The problem: Reproduce each line exactly.

Given records:
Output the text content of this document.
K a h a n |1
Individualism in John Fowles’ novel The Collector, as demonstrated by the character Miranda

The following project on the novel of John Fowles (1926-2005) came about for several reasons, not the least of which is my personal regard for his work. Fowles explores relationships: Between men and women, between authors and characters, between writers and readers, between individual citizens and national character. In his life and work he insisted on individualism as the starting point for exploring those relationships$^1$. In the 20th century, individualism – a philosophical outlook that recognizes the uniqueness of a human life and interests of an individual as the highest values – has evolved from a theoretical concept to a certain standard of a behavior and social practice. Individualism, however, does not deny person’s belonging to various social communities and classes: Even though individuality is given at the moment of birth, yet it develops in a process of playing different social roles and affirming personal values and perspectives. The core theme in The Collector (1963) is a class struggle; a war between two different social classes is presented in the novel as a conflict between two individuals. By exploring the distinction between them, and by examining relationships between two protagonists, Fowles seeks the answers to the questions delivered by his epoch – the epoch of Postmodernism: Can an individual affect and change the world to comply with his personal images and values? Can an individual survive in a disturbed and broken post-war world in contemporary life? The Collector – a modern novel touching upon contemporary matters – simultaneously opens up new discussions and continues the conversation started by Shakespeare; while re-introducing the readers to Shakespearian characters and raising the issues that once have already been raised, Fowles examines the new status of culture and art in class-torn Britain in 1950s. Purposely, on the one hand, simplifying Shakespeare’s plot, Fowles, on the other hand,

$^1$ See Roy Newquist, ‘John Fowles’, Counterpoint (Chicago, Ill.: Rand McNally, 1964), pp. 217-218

Solution below:
Output the text content of this document.
K a h a n |1
Individualism in John Fowles’ novel The Collector, as demonstrated by the character Miranda

The following project on the novel of John Fowles (1926-2005) came about for several reasons, not the least of which is my personal regard for his work. Fowles explores relationships: Between men and women, between authors and characters, between writers and readers, between individual citizens and national character. In his life and work he insisted on individualism as the starting point for exploring those relationships$^1$. In the 20th century, individualism – a philosophical outlook that recognizes the uniqueness of a human life and interests of an individual as the highest values – has evolved from a theoretical concept to a certain standard of a behavior and social practice. Individualism, however, does not deny person’s belonging to various social communities and classes: Even though individuality is given at the moment of birth, yet it develops in a process of playing different social roles and affirming personal values and perspectives. The core theme in The Collector (1963) is a class struggle; a war between two different social classes is presented in the novel as a conflict between two individuals. By exploring the distinction between them, and by examining relationships between two protagonists, Fowles seeks the answers to the questions delivered by his epoch – the epoch of Postmodernism: Can an individual affect and change the world to comply with his personal images and values? Can an individual survive in a disturbed and broken post-war world in contemporary life? The Collector – a modern novel touching upon contemporary matters – simultaneously opens up new discussions and continues the conversation started by Shakespeare; while re-introducing the readers to Shakespearian characters and raising the issues that once have already been raised, Fowles examines the new status of culture and art in class-torn Britain in 1950s. Purposely, on the one hand, simplifying Shakespeare’s plot, Fowles, on the other hand,

$^1$ See Roy Newquist, ‘John Fowles’, Counterpoint (Chicago, Ill.: Rand McNally, 1964), pp. 217-218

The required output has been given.